===== Dataset records

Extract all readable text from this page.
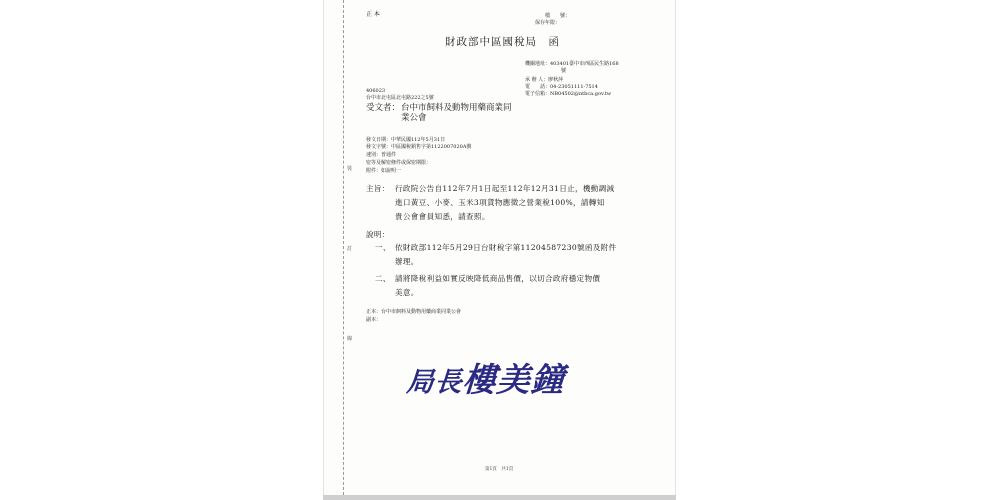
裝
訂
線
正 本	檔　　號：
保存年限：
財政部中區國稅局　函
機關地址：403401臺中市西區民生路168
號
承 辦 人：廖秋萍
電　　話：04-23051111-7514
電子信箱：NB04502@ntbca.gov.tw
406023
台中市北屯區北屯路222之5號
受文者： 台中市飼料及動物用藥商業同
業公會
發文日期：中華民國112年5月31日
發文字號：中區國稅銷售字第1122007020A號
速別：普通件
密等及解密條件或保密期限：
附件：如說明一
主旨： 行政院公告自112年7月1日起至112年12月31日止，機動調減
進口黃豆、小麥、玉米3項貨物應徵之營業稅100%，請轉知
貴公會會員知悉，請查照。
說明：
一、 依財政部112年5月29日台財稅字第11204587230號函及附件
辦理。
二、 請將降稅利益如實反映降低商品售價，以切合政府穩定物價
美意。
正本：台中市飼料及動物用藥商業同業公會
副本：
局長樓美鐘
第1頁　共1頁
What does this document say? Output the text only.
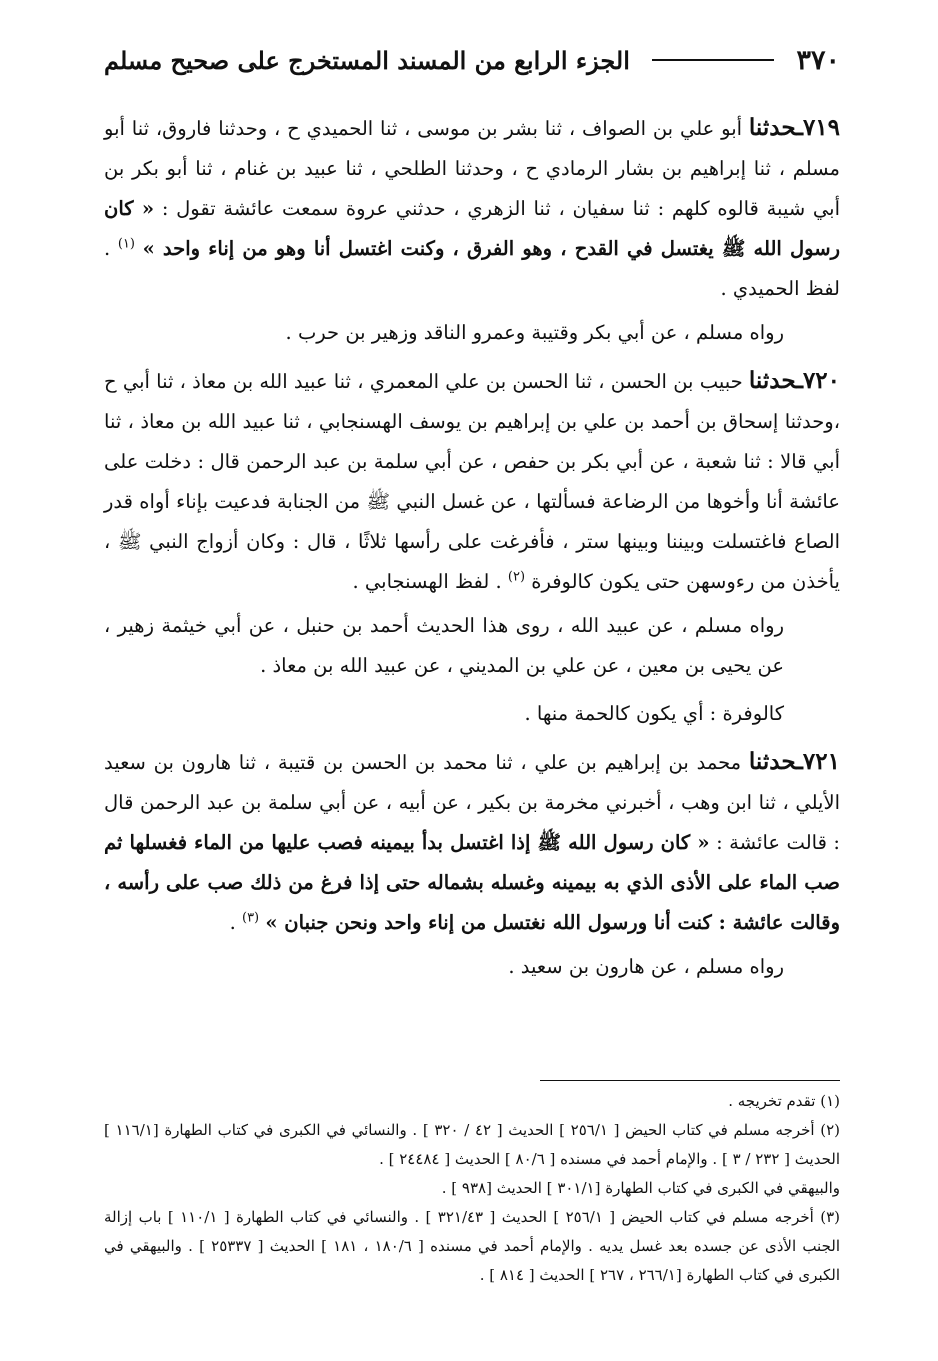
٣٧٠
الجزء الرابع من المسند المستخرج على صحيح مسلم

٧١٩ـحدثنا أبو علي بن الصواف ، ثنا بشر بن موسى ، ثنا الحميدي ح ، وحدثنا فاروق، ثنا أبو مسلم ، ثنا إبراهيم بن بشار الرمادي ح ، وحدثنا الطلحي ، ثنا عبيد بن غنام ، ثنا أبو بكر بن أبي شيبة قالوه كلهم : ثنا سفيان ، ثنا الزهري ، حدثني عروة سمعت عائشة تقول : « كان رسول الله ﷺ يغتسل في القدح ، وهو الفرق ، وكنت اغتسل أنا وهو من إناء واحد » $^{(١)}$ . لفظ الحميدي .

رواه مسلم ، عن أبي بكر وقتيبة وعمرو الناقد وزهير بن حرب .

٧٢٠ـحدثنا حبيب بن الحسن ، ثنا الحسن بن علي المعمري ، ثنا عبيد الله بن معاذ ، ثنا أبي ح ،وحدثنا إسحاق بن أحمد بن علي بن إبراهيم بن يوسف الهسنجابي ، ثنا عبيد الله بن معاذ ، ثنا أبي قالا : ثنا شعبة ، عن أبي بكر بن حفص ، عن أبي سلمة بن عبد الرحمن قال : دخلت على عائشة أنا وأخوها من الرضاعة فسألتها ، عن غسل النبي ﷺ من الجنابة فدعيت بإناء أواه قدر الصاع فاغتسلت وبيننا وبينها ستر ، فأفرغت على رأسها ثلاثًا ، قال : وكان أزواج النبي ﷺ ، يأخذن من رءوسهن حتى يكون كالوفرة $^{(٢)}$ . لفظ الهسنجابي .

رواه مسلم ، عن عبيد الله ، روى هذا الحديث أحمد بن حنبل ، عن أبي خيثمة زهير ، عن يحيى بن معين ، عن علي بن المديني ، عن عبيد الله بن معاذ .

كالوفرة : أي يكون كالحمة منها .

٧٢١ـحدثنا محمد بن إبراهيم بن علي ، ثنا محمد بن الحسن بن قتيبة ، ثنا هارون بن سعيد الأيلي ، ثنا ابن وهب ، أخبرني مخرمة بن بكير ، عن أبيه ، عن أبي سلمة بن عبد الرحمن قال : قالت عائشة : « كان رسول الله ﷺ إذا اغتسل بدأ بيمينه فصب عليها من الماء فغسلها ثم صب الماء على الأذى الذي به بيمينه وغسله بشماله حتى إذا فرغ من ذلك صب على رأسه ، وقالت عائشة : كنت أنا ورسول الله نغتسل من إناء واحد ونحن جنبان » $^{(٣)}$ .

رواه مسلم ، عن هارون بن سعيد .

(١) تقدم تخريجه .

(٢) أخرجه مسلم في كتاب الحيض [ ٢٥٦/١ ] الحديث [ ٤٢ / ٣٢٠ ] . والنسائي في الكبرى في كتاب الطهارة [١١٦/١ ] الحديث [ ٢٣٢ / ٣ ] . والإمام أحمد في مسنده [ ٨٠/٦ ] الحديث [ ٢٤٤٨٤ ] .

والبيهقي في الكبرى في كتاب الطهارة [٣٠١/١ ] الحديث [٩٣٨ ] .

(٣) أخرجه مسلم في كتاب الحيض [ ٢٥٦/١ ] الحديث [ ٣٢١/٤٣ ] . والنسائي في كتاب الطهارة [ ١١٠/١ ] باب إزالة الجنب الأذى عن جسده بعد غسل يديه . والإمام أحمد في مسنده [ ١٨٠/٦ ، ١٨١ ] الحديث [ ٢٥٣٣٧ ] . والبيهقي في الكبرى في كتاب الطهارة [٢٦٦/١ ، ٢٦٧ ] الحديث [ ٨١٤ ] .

==========

What the exercise asks
Repeat the records above exactly, omitting every picture.

Finished task
Extract all readable text from this page.
裝
訂
線
正 本	檔　　號：
保存年限：
財政部中區國稅局　函
機關地址：403401臺中市西區民生路168
號
承 辦 人：廖秋萍
電　　話：04-23051111-7514
電子信箱：NB04502@ntbca.gov.tw
406023
台中市北屯區北屯路222之5號
受文者： 台中市飼料及動物用藥商業同
業公會
發文日期：中華民國112年5月31日
發文字號：中區國稅銷售字第1122007020A號
速別：普通件
密等及解密條件或保密期限：
附件：如說明一
主旨： 行政院公告自112年7月1日起至112年12月31日止，機動調減
進口黃豆、小麥、玉米3項貨物應徵之營業稅100%，請轉知
貴公會會員知悉，請查照。
說明：
一、 依財政部112年5月29日台財稅字第11204587230號函及附件
辦理。
二、 請將降稅利益如實反映降低商品售價，以切合政府穩定物價
美意。
正本：台中市飼料及動物用藥商業同業公會
副本：
局長樓美鐘
第1頁　共1頁
What does this document say? Output the text only.
٣٧٠
الجزء الرابع من المسند المستخرج على صحيح مسلم

٧١٩ـحدثنا أبو علي بن الصواف ، ثنا بشر بن موسى ، ثنا الحميدي ح ، وحدثنا فاروق، ثنا أبو مسلم ، ثنا إبراهيم بن بشار الرمادي ح ، وحدثنا الطلحي ، ثنا عبيد بن غنام ، ثنا أبو بكر بن أبي شيبة قالوه كلهم : ثنا سفيان ، ثنا الزهري ، حدثني عروة سمعت عائشة تقول : « كان رسول الله ﷺ يغتسل في القدح ، وهو الفرق ، وكنت اغتسل أنا وهو من إناء واحد » $^{(١)}$ . لفظ الحميدي .

رواه مسلم ، عن أبي بكر وقتيبة وعمرو الناقد وزهير بن حرب .

٧٢٠ـحدثنا حبيب بن الحسن ، ثنا الحسن بن علي المعمري ، ثنا عبيد الله بن معاذ ، ثنا أبي ح ،وحدثنا إسحاق بن أحمد بن علي بن إبراهيم بن يوسف الهسنجابي ، ثنا عبيد الله بن معاذ ، ثنا أبي قالا : ثنا شعبة ، عن أبي بكر بن حفص ، عن أبي سلمة بن عبد الرحمن قال : دخلت على عائشة أنا وأخوها من الرضاعة فسألتها ، عن غسل النبي ﷺ من الجنابة فدعيت بإناء أواه قدر الصاع فاغتسلت وبيننا وبينها ستر ، فأفرغت على رأسها ثلاثًا ، قال : وكان أزواج النبي ﷺ ، يأخذن من رءوسهن حتى يكون كالوفرة $^{(٢)}$ . لفظ الهسنجابي .

رواه مسلم ، عن عبيد الله ، روى هذا الحديث أحمد بن حنبل ، عن أبي خيثمة زهير ، عن يحيى بن معين ، عن علي بن المديني ، عن عبيد الله بن معاذ .

كالوفرة : أي يكون كالحمة منها .

٧٢١ـحدثنا محمد بن إبراهيم بن علي ، ثنا محمد بن الحسن بن قتيبة ، ثنا هارون بن سعيد الأيلي ، ثنا ابن وهب ، أخبرني مخرمة بن بكير ، عن أبيه ، عن أبي سلمة بن عبد الرحمن قال : قالت عائشة : « كان رسول الله ﷺ إذا اغتسل بدأ بيمينه فصب عليها من الماء فغسلها ثم صب الماء على الأذى الذي به بيمينه وغسله بشماله حتى إذا فرغ من ذلك صب على رأسه ، وقالت عائشة : كنت أنا ورسول الله نغتسل من إناء واحد ونحن جنبان » $^{(٣)}$ .

رواه مسلم ، عن هارون بن سعيد .

(١) تقدم تخريجه .

(٢) أخرجه مسلم في كتاب الحيض [ ٢٥٦/١ ] الحديث [ ٤٢ / ٣٢٠ ] . والنسائي في الكبرى في كتاب الطهارة [١١٦/١ ] الحديث [ ٢٣٢ / ٣ ] . والإمام أحمد في مسنده [ ٨٠/٦ ] الحديث [ ٢٤٤٨٤ ] .

والبيهقي في الكبرى في كتاب الطهارة [٣٠١/١ ] الحديث [٩٣٨ ] .

(٣) أخرجه مسلم في كتاب الحيض [ ٢٥٦/١ ] الحديث [ ٣٢١/٤٣ ] . والنسائي في كتاب الطهارة [ ١١٠/١ ] باب إزالة الجنب الأذى عن جسده بعد غسل يديه . والإمام أحمد في مسنده [ ١٨٠/٦ ، ١٨١ ] الحديث [ ٢٥٣٣٧ ] . والبيهقي في الكبرى في كتاب الطهارة [٢٦٦/١ ، ٢٦٧ ] الحديث [ ٨١٤ ] .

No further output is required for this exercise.